▶ **Task prompt**
Keep only the lines of the listing that include the word "来自中国的项目数占比", and copy them.

-- -- --

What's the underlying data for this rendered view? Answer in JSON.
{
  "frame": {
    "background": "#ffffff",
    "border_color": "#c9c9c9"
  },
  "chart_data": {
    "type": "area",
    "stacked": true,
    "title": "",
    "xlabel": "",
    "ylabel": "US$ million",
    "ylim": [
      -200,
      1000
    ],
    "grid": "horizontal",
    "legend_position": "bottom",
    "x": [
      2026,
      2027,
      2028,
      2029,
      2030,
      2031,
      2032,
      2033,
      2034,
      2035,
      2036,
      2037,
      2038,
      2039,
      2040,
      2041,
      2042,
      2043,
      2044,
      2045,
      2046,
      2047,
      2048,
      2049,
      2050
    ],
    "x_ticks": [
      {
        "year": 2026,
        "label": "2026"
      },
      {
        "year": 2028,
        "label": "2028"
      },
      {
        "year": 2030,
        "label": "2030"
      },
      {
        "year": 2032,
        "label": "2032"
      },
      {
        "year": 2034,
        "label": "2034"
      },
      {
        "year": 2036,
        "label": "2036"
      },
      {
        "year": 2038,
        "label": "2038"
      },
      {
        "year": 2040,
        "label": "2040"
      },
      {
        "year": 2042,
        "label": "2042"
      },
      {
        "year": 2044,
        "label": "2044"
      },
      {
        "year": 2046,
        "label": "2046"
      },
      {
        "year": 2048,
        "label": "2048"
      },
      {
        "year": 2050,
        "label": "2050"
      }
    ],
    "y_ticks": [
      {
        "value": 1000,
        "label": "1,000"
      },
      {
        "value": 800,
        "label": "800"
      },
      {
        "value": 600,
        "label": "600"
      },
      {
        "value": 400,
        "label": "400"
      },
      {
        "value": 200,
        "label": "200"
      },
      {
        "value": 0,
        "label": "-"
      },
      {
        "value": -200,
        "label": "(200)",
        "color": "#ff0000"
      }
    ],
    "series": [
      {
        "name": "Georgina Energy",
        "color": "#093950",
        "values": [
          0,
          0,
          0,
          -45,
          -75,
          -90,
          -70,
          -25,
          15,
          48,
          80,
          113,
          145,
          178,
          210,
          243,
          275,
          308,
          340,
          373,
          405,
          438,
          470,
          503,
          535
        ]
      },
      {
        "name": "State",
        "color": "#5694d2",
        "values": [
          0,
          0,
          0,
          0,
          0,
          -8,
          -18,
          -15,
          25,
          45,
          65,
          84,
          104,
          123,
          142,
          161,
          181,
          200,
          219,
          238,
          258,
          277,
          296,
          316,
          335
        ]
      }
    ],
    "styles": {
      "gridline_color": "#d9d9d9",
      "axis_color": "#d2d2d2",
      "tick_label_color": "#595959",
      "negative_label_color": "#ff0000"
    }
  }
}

-- -- --

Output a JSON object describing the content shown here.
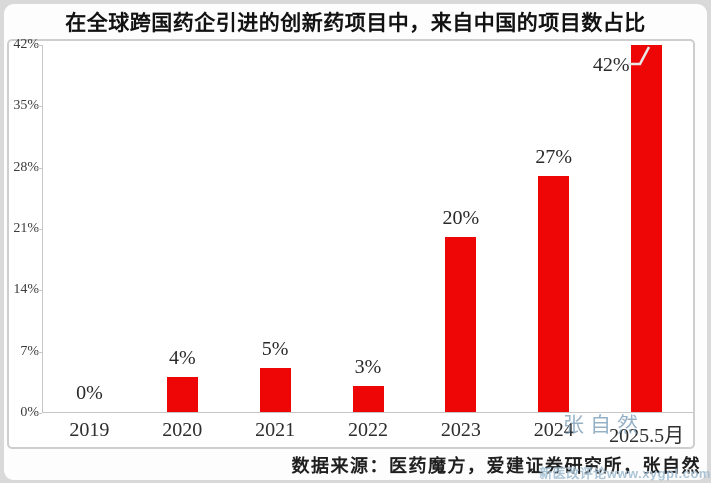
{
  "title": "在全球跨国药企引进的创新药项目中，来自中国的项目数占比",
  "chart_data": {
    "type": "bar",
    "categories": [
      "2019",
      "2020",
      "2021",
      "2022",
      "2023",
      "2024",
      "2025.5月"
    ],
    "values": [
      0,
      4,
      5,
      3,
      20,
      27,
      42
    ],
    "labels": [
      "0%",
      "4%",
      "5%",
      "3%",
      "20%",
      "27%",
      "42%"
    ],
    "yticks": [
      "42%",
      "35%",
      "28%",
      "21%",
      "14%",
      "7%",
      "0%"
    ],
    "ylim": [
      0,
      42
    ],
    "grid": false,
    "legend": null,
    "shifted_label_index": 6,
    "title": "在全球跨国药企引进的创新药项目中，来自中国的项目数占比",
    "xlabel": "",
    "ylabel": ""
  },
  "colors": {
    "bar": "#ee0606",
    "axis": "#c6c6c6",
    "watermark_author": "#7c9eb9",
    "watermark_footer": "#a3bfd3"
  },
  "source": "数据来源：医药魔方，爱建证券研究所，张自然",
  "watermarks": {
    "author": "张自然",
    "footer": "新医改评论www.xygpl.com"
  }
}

-- -- --

▶ **Task solution**
  "title": "在全球跨国药企引进的创新药项目中，来自中国的项目数占比",
    "title": "在全球跨国药企引进的创新药项目中，来自中国的项目数占比",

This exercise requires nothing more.